▶ **TASK REQUIREMENTS**:
Every entry below should be repeated exactly; the pictures should not.

▶ **EXTRACTED ENTRIES**:
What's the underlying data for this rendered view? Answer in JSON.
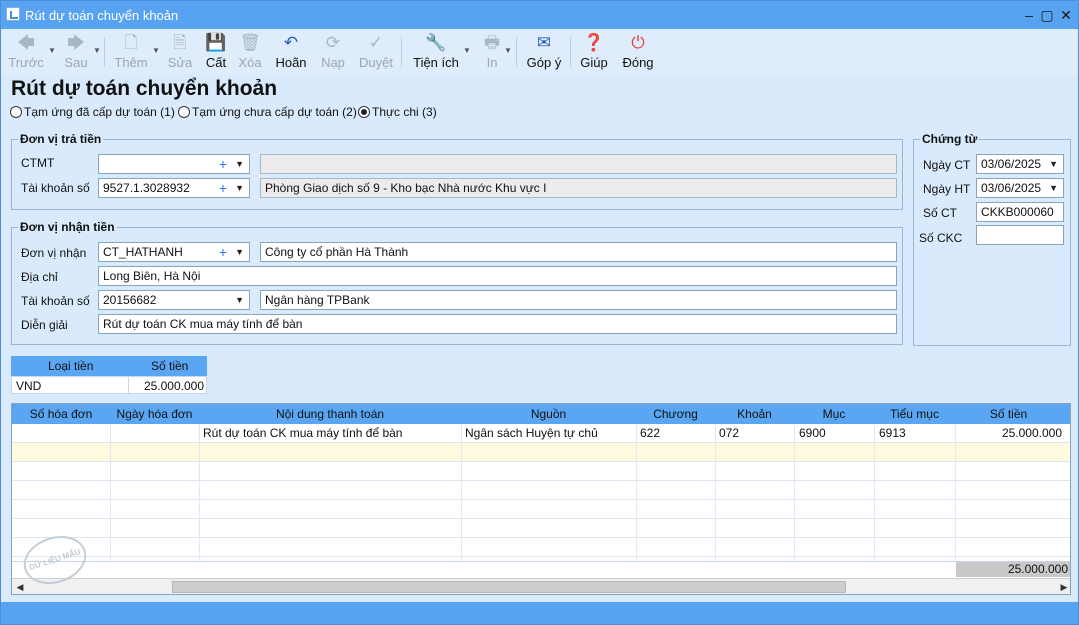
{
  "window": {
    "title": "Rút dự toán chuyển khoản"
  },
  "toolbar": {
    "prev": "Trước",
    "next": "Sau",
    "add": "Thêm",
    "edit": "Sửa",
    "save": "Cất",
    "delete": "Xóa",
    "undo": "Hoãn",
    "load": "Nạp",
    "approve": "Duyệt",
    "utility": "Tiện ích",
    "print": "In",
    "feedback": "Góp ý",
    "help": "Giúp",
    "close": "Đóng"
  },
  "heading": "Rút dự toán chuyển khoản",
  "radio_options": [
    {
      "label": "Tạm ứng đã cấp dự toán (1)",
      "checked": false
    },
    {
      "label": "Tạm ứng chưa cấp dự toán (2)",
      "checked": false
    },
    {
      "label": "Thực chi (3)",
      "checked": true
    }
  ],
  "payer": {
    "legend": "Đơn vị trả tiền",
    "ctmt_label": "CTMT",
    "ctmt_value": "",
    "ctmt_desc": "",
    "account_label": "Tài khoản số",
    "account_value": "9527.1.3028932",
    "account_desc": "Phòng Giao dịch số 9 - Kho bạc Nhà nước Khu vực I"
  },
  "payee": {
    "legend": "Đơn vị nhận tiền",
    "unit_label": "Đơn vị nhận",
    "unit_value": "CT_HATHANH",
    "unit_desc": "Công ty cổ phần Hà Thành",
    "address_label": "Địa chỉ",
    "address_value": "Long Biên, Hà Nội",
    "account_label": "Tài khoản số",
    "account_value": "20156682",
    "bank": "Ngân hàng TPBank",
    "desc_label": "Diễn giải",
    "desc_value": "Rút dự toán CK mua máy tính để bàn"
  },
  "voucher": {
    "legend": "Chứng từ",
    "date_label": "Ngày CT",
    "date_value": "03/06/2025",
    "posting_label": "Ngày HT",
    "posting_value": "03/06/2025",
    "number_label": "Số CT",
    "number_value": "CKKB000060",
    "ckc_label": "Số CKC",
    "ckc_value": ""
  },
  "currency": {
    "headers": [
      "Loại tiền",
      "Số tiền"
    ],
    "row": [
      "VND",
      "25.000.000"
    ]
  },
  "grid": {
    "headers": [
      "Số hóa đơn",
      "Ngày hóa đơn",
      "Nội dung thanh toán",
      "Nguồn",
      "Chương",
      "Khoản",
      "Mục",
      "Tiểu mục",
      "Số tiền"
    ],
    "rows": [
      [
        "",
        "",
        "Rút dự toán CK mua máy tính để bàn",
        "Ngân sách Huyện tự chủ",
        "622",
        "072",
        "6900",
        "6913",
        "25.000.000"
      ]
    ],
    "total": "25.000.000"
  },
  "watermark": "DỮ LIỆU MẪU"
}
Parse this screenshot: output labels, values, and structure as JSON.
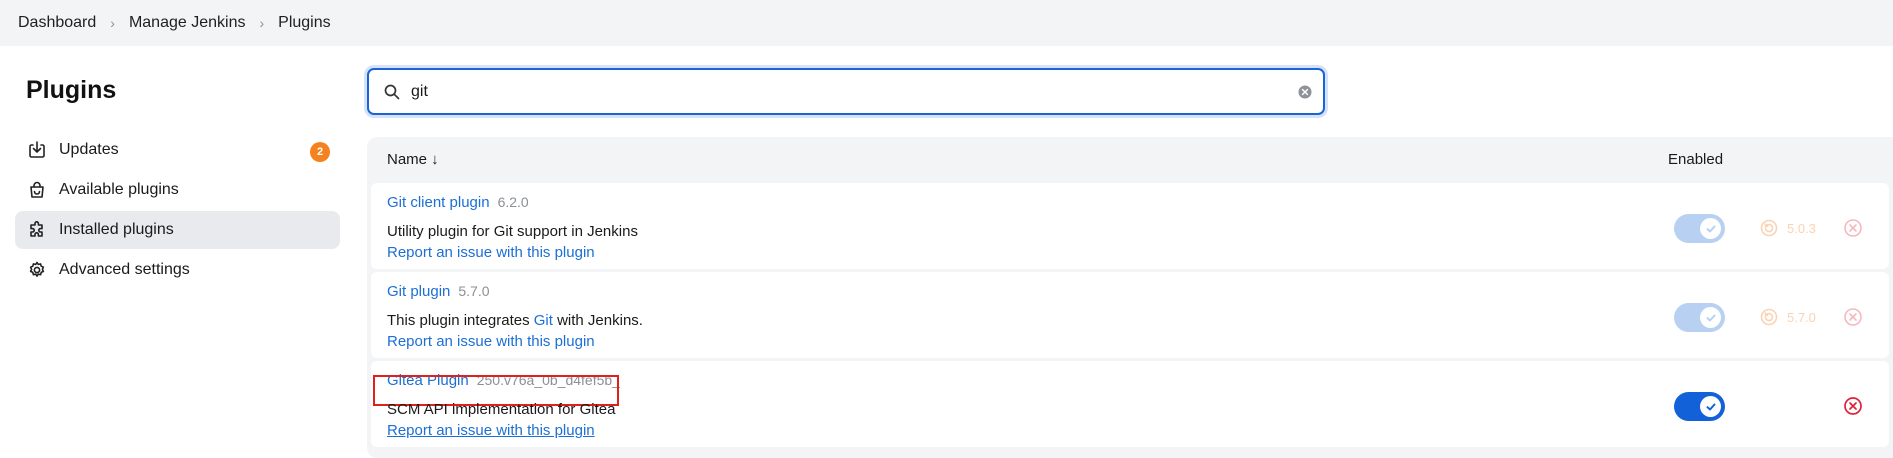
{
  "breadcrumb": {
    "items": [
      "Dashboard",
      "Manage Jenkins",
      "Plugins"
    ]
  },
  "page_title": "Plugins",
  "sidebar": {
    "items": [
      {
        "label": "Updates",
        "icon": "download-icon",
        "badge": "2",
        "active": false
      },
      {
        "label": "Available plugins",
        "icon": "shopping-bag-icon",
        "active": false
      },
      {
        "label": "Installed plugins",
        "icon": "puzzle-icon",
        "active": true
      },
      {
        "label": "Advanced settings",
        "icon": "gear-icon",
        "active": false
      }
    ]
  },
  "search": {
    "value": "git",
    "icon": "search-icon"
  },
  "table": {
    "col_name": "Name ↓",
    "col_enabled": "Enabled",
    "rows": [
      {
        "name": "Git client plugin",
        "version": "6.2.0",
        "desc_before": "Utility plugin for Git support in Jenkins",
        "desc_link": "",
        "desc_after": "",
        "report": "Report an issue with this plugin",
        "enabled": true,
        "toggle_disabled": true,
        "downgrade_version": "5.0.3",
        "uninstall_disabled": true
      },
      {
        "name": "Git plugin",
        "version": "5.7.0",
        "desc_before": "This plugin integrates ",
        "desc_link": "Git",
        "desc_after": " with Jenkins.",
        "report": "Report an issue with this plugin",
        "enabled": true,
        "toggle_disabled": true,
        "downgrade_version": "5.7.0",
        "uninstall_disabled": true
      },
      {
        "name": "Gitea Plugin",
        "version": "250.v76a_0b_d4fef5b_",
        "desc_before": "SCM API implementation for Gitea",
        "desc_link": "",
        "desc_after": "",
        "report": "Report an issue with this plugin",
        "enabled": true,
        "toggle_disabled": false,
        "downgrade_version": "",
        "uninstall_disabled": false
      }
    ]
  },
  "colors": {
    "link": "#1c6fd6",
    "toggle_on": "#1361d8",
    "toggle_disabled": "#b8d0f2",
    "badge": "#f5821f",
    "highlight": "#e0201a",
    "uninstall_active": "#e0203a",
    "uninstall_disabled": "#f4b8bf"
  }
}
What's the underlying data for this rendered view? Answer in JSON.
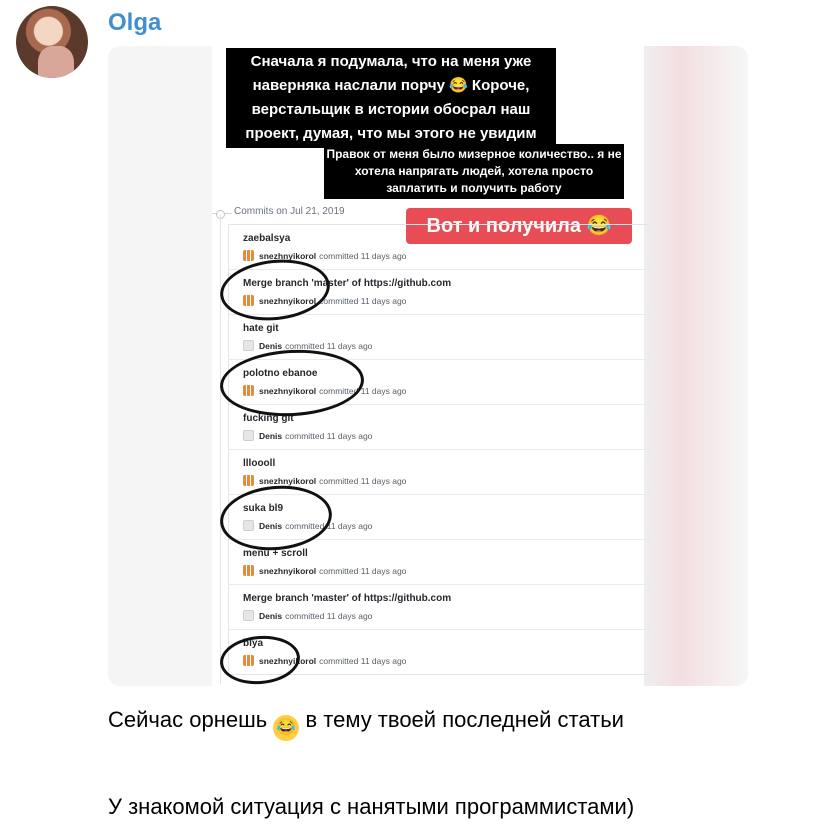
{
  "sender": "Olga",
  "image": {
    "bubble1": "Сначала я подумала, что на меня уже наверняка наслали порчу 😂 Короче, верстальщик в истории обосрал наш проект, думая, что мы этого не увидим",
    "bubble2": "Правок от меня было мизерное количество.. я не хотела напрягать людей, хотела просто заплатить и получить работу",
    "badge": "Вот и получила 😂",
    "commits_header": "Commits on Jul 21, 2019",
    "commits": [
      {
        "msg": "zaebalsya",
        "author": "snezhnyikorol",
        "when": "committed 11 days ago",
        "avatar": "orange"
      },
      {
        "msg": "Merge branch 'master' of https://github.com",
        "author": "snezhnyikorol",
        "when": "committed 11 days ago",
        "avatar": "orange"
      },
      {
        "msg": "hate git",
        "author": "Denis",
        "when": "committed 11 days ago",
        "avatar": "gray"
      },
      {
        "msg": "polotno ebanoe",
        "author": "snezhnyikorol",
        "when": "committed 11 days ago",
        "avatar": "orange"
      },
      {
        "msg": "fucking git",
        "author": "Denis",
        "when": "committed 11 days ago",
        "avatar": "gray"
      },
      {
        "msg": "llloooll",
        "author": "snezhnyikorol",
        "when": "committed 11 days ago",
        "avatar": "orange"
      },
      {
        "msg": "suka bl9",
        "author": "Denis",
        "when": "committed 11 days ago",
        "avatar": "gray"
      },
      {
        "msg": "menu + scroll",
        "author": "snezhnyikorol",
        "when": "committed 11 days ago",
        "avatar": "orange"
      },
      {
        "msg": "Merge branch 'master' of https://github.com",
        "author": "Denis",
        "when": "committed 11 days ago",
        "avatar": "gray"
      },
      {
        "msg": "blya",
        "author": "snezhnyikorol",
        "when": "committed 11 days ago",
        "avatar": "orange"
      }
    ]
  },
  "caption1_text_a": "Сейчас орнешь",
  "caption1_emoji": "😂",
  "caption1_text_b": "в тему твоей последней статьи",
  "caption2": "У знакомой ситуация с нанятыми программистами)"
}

▶ **THE SOLUTION**:
What's the underlying data for this rendered view? Answer in JSON.
{
  "window": {
    "title": "Rút dự toán chuyển khoản"
  },
  "toolbar": {
    "prev": "Trước",
    "next": "Sau",
    "add": "Thêm",
    "edit": "Sửa",
    "save": "Cất",
    "delete": "Xóa",
    "undo": "Hoãn",
    "load": "Nạp",
    "approve": "Duyệt",
    "utility": "Tiện ích",
    "print": "In",
    "feedback": "Góp ý",
    "help": "Giúp",
    "close": "Đóng"
  },
  "heading": "Rút dự toán chuyển khoản",
  "radio_options": [
    {
      "label": "Tạm ứng đã cấp dự toán (1)",
      "checked": false
    },
    {
      "label": "Tạm ứng chưa cấp dự toán (2)",
      "checked": false
    },
    {
      "label": "Thực chi (3)",
      "checked": true
    }
  ],
  "payer": {
    "legend": "Đơn vị trả tiền",
    "ctmt_label": "CTMT",
    "ctmt_value": "",
    "ctmt_desc": "",
    "account_label": "Tài khoản số",
    "account_value": "9527.1.3028932",
    "account_desc": "Phòng Giao dịch số 9 - Kho bạc Nhà nước Khu vực I"
  },
  "payee": {
    "legend": "Đơn vị nhận tiền",
    "unit_label": "Đơn vị nhận",
    "unit_value": "CT_HATHANH",
    "unit_desc": "Công ty cổ phần Hà Thành",
    "address_label": "Địa chỉ",
    "address_value": "Long Biên, Hà Nội",
    "account_label": "Tài khoản số",
    "account_value": "20156682",
    "bank": "Ngân hàng TPBank",
    "desc_label": "Diễn giải",
    "desc_value": "Rút dự toán CK mua máy tính để bàn"
  },
  "voucher": {
    "legend": "Chứng từ",
    "date_label": "Ngày CT",
    "date_value": "03/06/2025",
    "posting_label": "Ngày HT",
    "posting_value": "03/06/2025",
    "number_label": "Số CT",
    "number_value": "CKKB000060",
    "ckc_label": "Số CKC",
    "ckc_value": ""
  },
  "currency": {
    "headers": [
      "Loại tiền",
      "Số tiền"
    ],
    "row": [
      "VND",
      "25.000.000"
    ]
  },
  "grid": {
    "headers": [
      "Số hóa đơn",
      "Ngày hóa đơn",
      "Nội dung thanh toán",
      "Nguồn",
      "Chương",
      "Khoản",
      "Mục",
      "Tiểu mục",
      "Số tiền"
    ],
    "rows": [
      [
        "",
        "",
        "Rút dự toán CK mua máy tính để bàn",
        "Ngân sách Huyện tự chủ",
        "622",
        "072",
        "6900",
        "6913",
        "25.000.000"
      ]
    ],
    "total": "25.000.000"
  },
  "watermark": "DỮ LIỆU MẪU"
}
Parse this screenshot: output labels, values, and structure as JSON.
{
  "breadcrumb": {
    "items": [
      "Dashboard",
      "Manage Jenkins",
      "Plugins"
    ]
  },
  "page_title": "Plugins",
  "sidebar": {
    "items": [
      {
        "label": "Updates",
        "icon": "download-icon",
        "badge": "2",
        "active": false
      },
      {
        "label": "Available plugins",
        "icon": "shopping-bag-icon",
        "active": false
      },
      {
        "label": "Installed plugins",
        "icon": "puzzle-icon",
        "active": true
      },
      {
        "label": "Advanced settings",
        "icon": "gear-icon",
        "active": false
      }
    ]
  },
  "search": {
    "value": "git",
    "icon": "search-icon"
  },
  "table": {
    "col_name": "Name ↓",
    "col_enabled": "Enabled",
    "rows": [
      {
        "name": "Git client plugin",
        "version": "6.2.0",
        "desc_before": "Utility plugin for Git support in Jenkins",
        "desc_link": "",
        "desc_after": "",
        "report": "Report an issue with this plugin",
        "enabled": true,
        "toggle_disabled": true,
        "downgrade_version": "5.0.3",
        "uninstall_disabled": true
      },
      {
        "name": "Git plugin",
        "version": "5.7.0",
        "desc_before": "This plugin integrates ",
        "desc_link": "Git",
        "desc_after": " with Jenkins.",
        "report": "Report an issue with this plugin",
        "enabled": true,
        "toggle_disabled": true,
        "downgrade_version": "5.7.0",
        "uninstall_disabled": true
      },
      {
        "name": "Gitea Plugin",
        "version": "250.v76a_0b_d4fef5b_",
        "desc_before": "SCM API implementation for Gitea",
        "desc_link": "",
        "desc_after": "",
        "report": "Report an issue with this plugin",
        "enabled": true,
        "toggle_disabled": false,
        "downgrade_version": "",
        "uninstall_disabled": false
      }
    ]
  },
  "colors": {
    "link": "#1c6fd6",
    "toggle_on": "#1361d8",
    "toggle_disabled": "#b8d0f2",
    "badge": "#f5821f",
    "highlight": "#e0201a",
    "uninstall_active": "#e0203a",
    "uninstall_disabled": "#f4b8bf"
  }
}
What's the underlying data for this rendered view? Answer in JSON.
{
  "sender": "Olga",
  "image": {
    "bubble1": "Сначала я подумала, что на меня уже наверняка наслали порчу 😂 Короче, верстальщик в истории обосрал наш проект, думая, что мы этого не увидим",
    "bubble2": "Правок от меня было мизерное количество.. я не хотела напрягать людей, хотела просто заплатить и получить работу",
    "badge": "Вот и получила 😂",
    "commits_header": "Commits on Jul 21, 2019",
    "commits": [
      {
        "msg": "zaebalsya",
        "author": "snezhnyikorol",
        "when": "committed 11 days ago",
        "avatar": "orange"
      },
      {
        "msg": "Merge branch 'master' of https://github.com",
        "author": "snezhnyikorol",
        "when": "committed 11 days ago",
        "avatar": "orange"
      },
      {
        "msg": "hate git",
        "author": "Denis",
        "when": "committed 11 days ago",
        "avatar": "gray"
      },
      {
        "msg": "polotno ebanoe",
        "author": "snezhnyikorol",
        "when": "committed 11 days ago",
        "avatar": "orange"
      },
      {
        "msg": "fucking git",
        "author": "Denis",
        "when": "committed 11 days ago",
        "avatar": "gray"
      },
      {
        "msg": "llloooll",
        "author": "snezhnyikorol",
        "when": "committed 11 days ago",
        "avatar": "orange"
      },
      {
        "msg": "suka bl9",
        "author": "Denis",
        "when": "committed 11 days ago",
        "avatar": "gray"
      },
      {
        "msg": "menu + scroll",
        "author": "snezhnyikorol",
        "when": "committed 11 days ago",
        "avatar": "orange"
      },
      {
        "msg": "Merge branch 'master' of https://github.com",
        "author": "Denis",
        "when": "committed 11 days ago",
        "avatar": "gray"
      },
      {
        "msg": "blya",
        "author": "snezhnyikorol",
        "when": "committed 11 days ago",
        "avatar": "orange"
      }
    ]
  },
  "caption1_text_a": "Сейчас орнешь",
  "caption1_emoji": "😂",
  "caption1_text_b": "в тему твоей последней статьи",
  "caption2": "У знакомой ситуация с нанятыми программистами)"
}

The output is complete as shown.